## READING TEXT
================
No one is suggesting it will ever be easy for Stacey Colarossi to set aside the frustration and disappointment of how her seven year run at the helm of the fledgling Laurentian Voyageurs women's hockey team program came to an end.

So many unanswered questions. So understandable to migrate to the thoughts of how things were allowed to fester, financially speaking, at the institution that would give the 45 year old native of Georgetown her first crack at the OUA (Ontario University Athletics) head coaching ranks.

Still, occasionally, between the tears, time is alloted to ponder over all that was good about the experience. In spite of a final destination that Colarossi would just as soon forget lie the memories of a journey that produced countless special moments.

"When I look at the progression from where we started, thinking of those players that we had that first year and what they have accomplished now, seeing the notes that they have sent, it's heart-warming," said the woman who would spend nine years as an assistant coach with Dan Church and a very solid York Lions program.

Quickly, the thoughts turn to the what ifs, even those that are not necessarily personal in nature.

"It's disappointing not to finish what the vision was," said Colarossi. "It's so disappointing for the next generation who won't have this opportunity."

And so we look back, back on the initial lure of the north, gut feelings that were validated upon arrival.

"One of the big pieces for me when deciding to come up here was the sense of community," said Colarossi. "People still open doors for you and say hello and make eye contact when they pass you on the street."

"That has run throughout my entire time in Sudbury. It made an impression before I got here, and it held true to that."

The chance to follow her coaching dreams would come in a setting that is not necessarily enjoyed by each and every one of her counterparts across the province.

"It's easy to hand someone a program of your institution which outlines the programs that are offered, but tougher to get them to understand the sense of community," suggested Colarossi. "Even though we're 150,000 people, it still has the feel of a small community that truly supports sport."
================
## DATASET CONTENT
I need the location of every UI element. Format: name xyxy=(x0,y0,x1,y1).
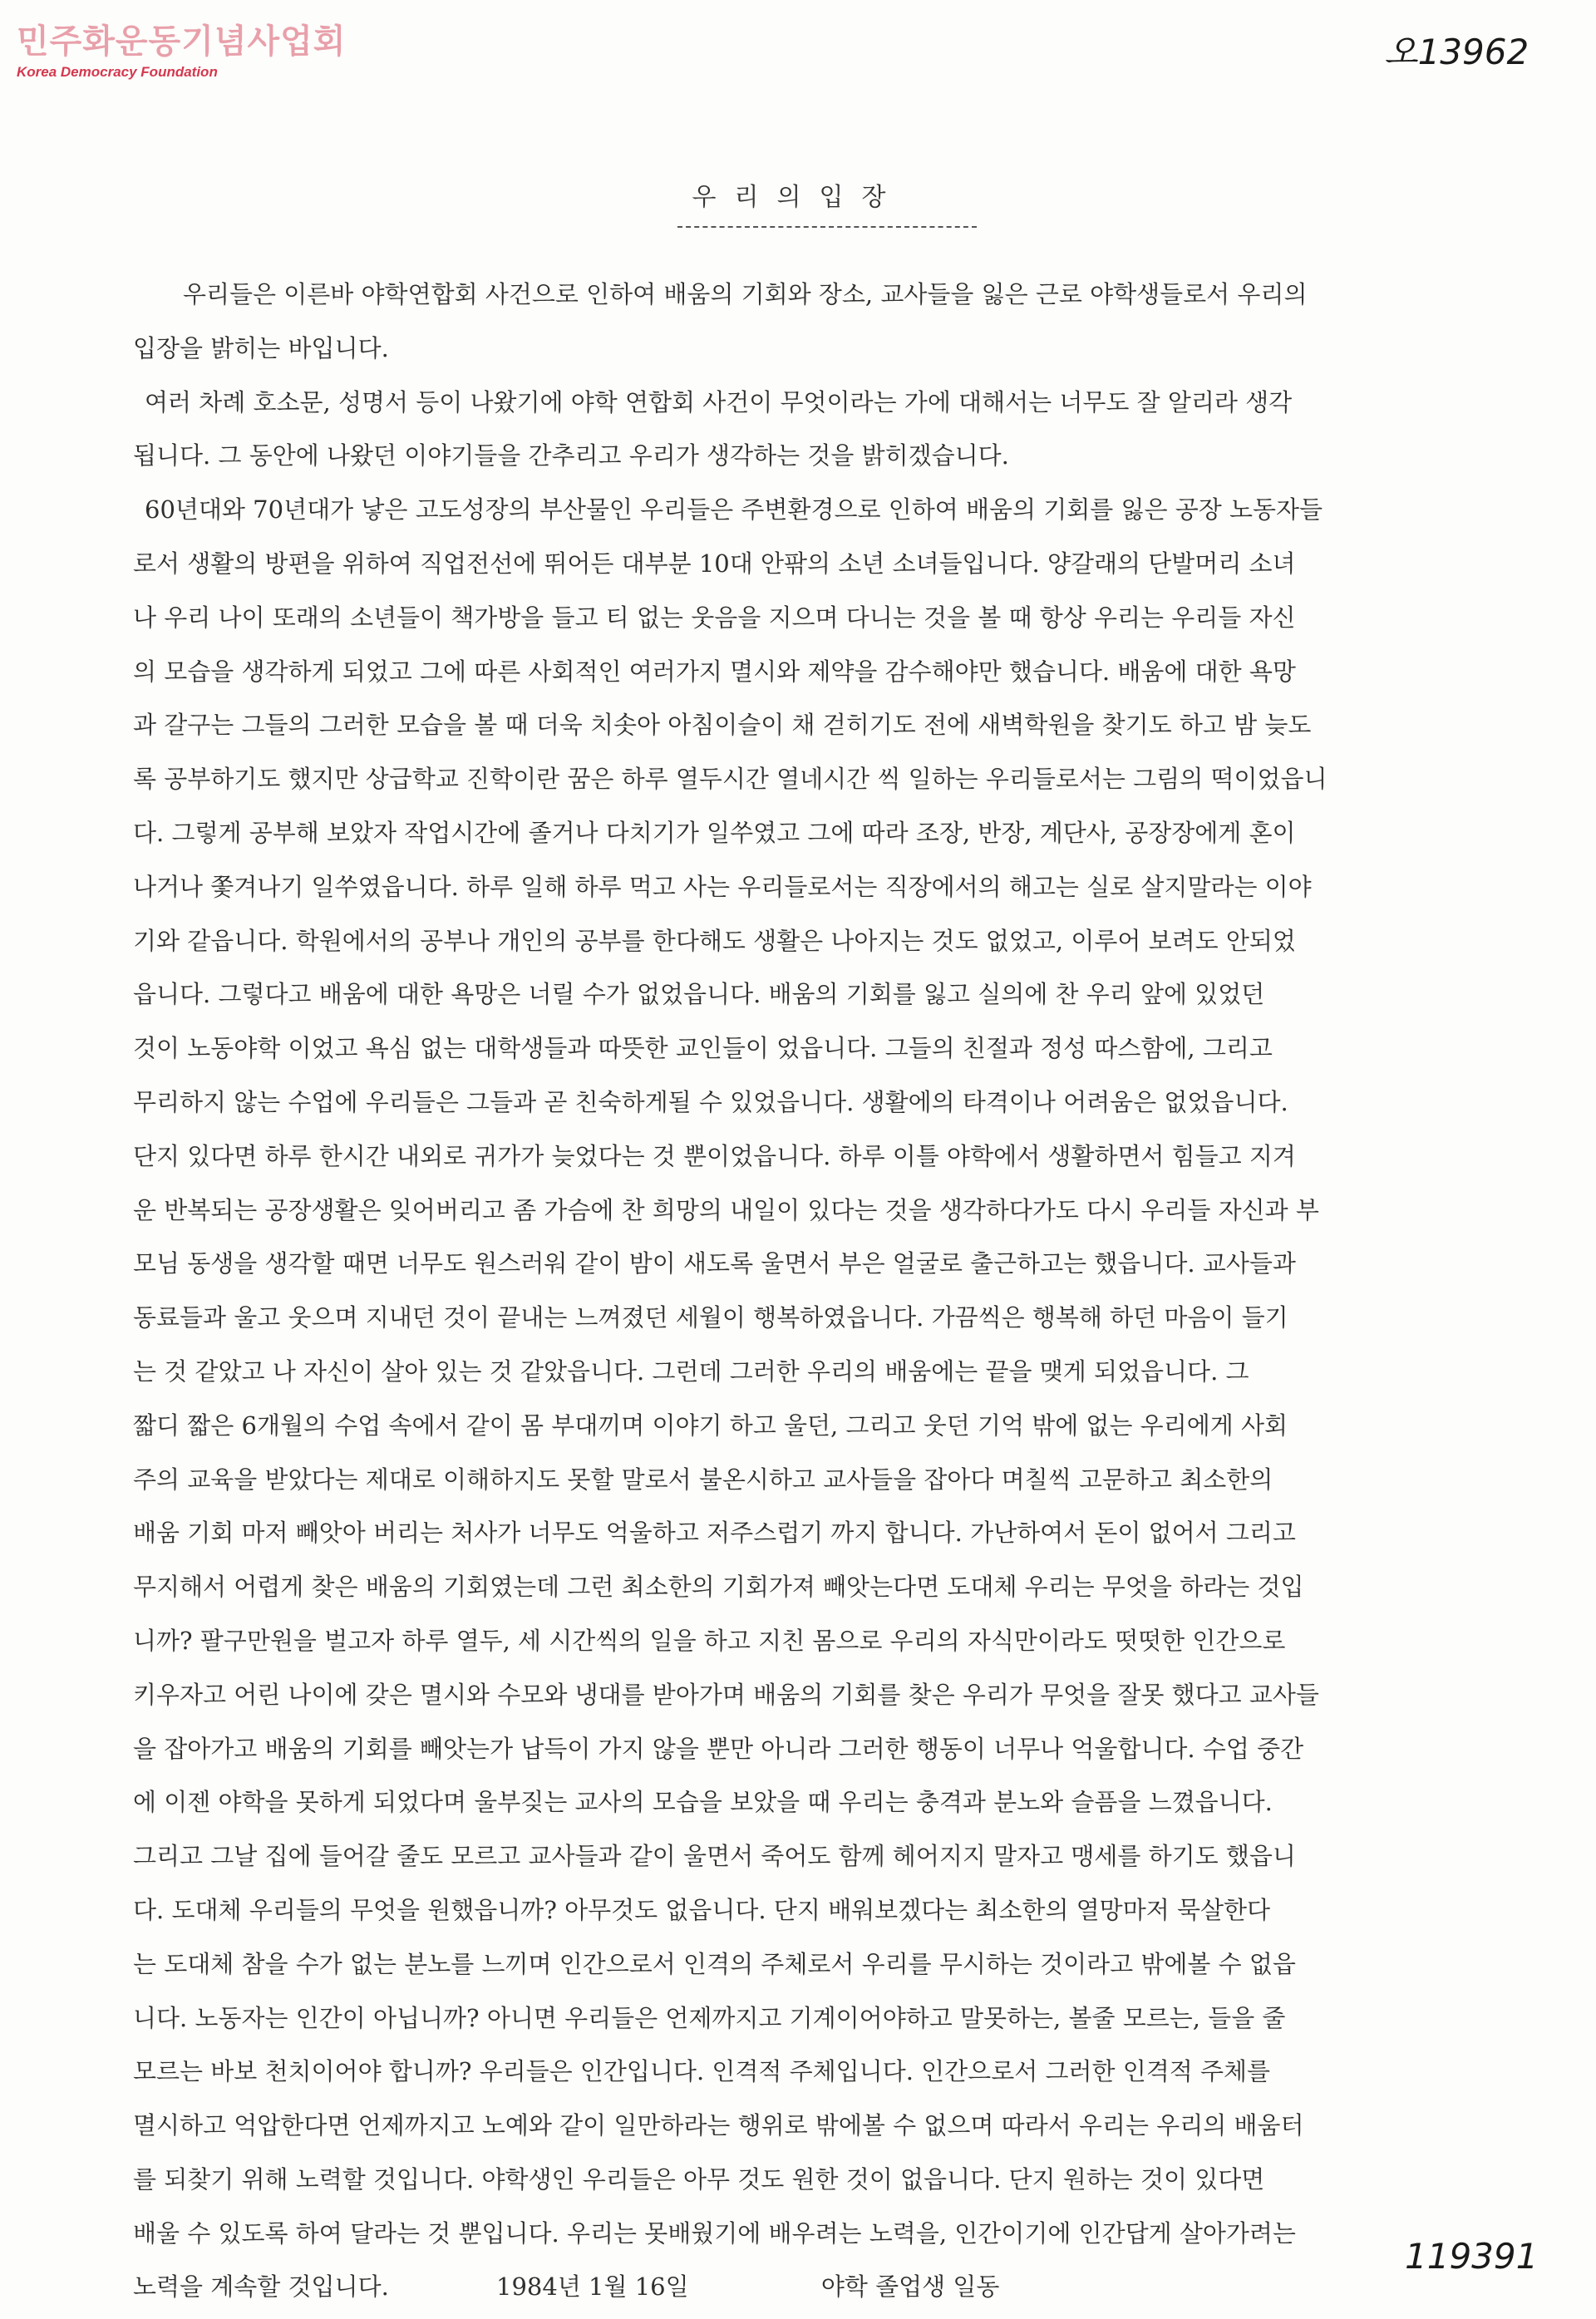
================
## EXERCISE DESCRIPTION
Name each team or athletics organization that the article about Stacey Colarossi's coaching career mentions. The material shown here is drawn from a separate source, not from the article.

## EXERCISE OUTPUT
- Laurentian Voyageurs women's hockey team
- OUA (Ontario University Athletics)
- York Lions